> **Exercise goal**
Find the number of lines containing the string "Work" in the data. Answer with the number by itself.

Saved entries:
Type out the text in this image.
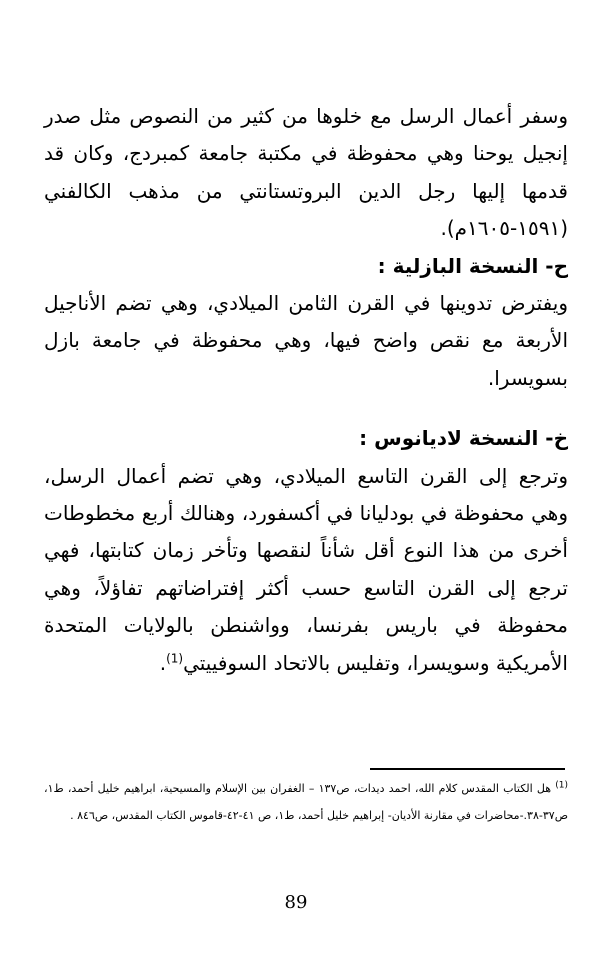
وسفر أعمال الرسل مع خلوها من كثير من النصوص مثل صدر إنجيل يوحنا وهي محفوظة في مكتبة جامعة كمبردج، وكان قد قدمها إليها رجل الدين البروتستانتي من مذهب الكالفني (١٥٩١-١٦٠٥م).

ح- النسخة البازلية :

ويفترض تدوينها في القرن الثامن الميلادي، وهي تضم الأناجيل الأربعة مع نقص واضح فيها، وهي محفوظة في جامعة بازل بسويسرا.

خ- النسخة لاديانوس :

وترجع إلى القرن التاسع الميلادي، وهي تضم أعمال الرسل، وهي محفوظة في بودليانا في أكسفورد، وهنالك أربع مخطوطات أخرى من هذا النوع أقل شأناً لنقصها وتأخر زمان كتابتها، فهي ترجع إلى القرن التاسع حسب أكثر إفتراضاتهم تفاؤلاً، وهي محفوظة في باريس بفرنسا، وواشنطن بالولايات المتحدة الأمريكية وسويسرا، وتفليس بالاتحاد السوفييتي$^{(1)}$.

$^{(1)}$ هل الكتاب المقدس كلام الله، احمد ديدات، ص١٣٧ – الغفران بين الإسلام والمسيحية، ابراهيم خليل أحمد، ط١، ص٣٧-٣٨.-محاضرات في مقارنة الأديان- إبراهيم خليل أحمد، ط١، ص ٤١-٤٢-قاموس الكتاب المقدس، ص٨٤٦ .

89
==
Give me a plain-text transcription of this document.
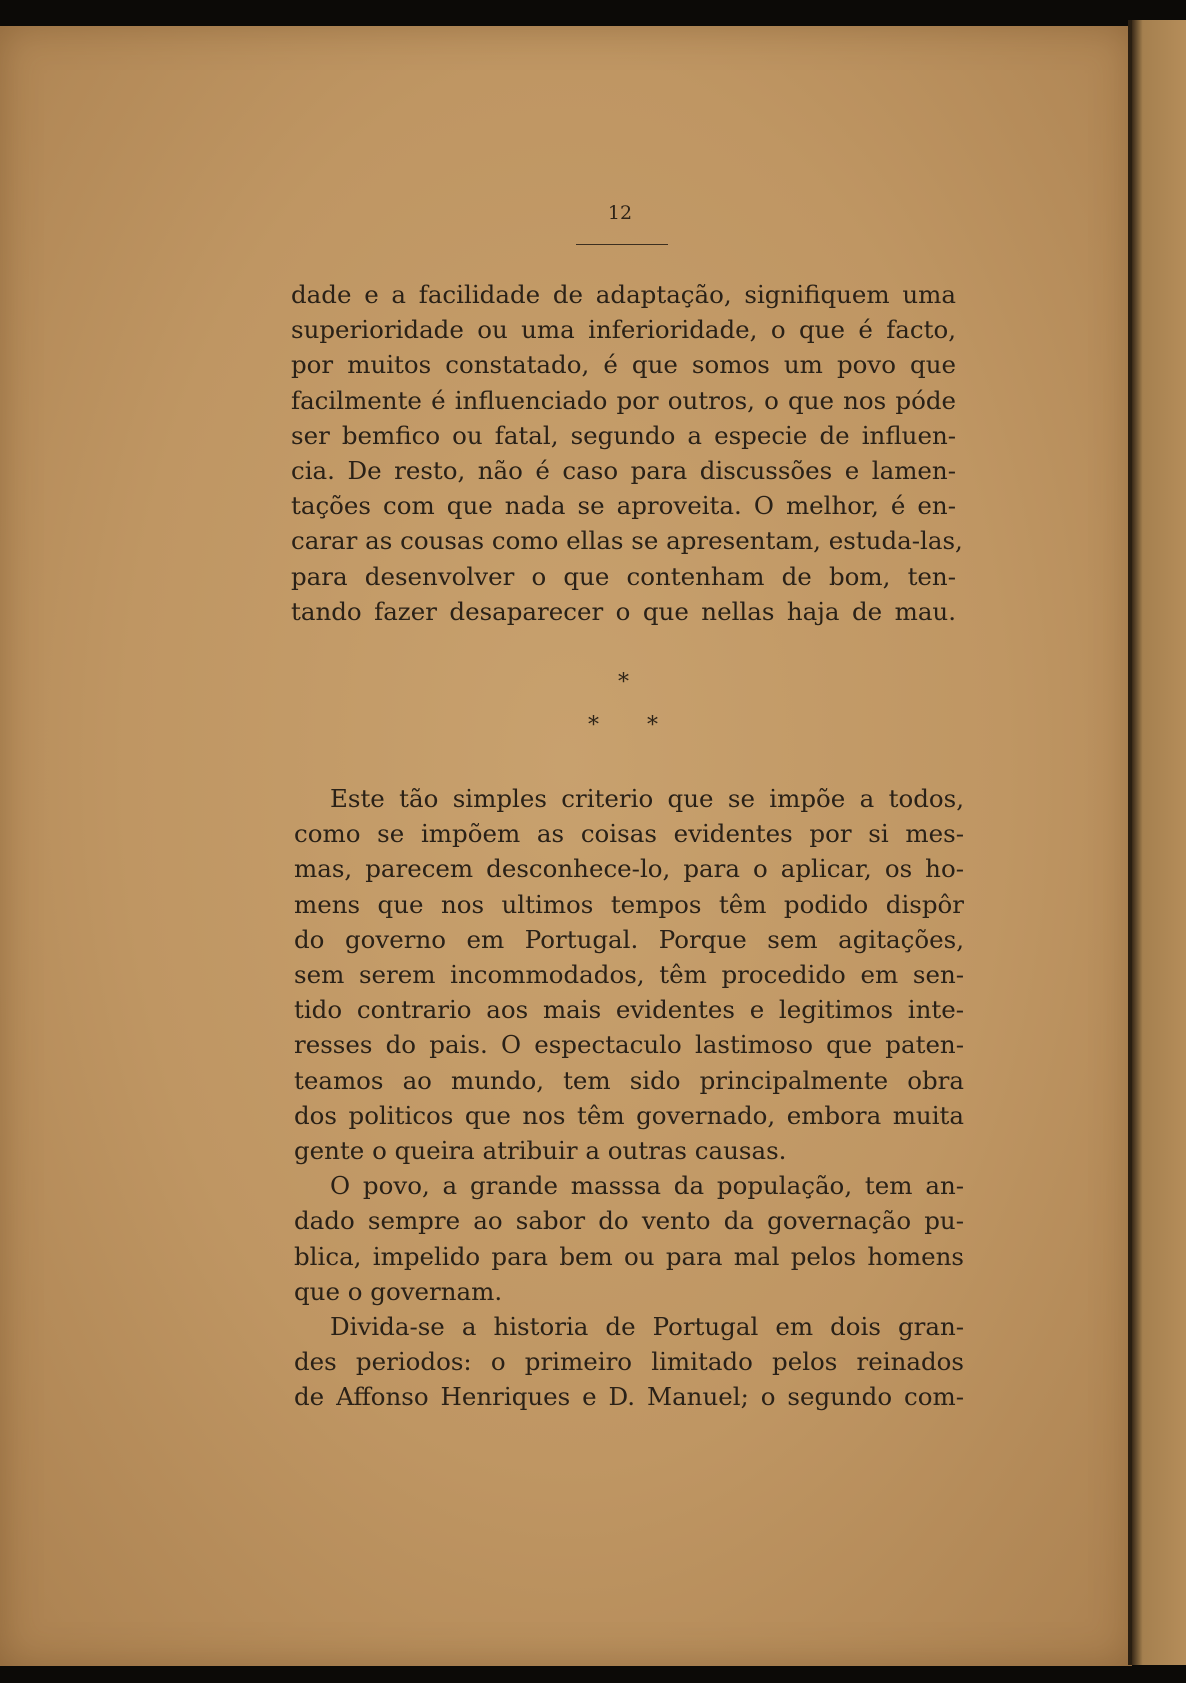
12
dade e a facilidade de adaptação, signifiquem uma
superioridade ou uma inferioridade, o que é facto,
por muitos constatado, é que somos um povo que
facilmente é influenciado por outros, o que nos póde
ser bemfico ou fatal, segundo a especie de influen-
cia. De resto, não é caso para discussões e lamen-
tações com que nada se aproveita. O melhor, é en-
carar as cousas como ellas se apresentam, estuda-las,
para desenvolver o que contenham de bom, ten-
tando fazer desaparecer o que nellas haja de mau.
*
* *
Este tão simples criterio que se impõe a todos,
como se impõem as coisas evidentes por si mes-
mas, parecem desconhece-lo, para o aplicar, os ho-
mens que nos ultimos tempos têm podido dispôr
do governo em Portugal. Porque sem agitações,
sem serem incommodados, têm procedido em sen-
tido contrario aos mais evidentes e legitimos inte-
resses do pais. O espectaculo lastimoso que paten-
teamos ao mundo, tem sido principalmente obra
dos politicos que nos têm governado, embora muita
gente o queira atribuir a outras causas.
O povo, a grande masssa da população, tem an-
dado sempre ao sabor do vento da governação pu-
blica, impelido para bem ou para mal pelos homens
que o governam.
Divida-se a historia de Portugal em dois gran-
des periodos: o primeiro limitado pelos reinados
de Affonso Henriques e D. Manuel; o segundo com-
==
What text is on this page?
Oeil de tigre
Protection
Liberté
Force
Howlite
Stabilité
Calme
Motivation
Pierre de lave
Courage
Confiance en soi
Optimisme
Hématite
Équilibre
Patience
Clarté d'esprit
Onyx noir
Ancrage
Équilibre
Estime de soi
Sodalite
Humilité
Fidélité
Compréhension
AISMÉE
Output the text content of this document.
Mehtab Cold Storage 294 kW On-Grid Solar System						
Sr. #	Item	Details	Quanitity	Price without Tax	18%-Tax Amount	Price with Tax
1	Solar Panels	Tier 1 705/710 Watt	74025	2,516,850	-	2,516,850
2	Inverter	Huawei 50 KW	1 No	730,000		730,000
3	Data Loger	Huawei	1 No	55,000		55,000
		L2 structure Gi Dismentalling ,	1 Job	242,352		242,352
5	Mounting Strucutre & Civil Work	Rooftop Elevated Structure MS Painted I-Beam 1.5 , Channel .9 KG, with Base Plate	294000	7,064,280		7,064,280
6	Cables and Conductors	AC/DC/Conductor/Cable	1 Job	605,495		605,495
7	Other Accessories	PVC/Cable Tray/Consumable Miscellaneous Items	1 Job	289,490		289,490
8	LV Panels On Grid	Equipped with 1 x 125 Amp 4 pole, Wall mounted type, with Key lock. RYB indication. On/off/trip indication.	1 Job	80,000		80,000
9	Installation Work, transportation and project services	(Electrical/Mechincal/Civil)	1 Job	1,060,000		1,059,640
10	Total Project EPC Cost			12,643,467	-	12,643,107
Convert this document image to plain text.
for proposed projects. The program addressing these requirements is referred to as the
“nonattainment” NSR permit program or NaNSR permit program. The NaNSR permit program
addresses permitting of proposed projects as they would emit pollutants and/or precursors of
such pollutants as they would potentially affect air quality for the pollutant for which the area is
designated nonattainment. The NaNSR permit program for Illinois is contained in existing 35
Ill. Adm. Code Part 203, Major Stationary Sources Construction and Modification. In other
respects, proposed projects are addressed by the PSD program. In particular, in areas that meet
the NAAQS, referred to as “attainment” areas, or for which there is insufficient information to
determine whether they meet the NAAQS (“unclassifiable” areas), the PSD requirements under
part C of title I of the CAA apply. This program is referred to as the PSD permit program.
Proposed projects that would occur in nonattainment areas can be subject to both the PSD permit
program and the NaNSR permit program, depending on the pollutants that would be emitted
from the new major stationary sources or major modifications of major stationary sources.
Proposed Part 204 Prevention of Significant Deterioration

> **Right answer**
2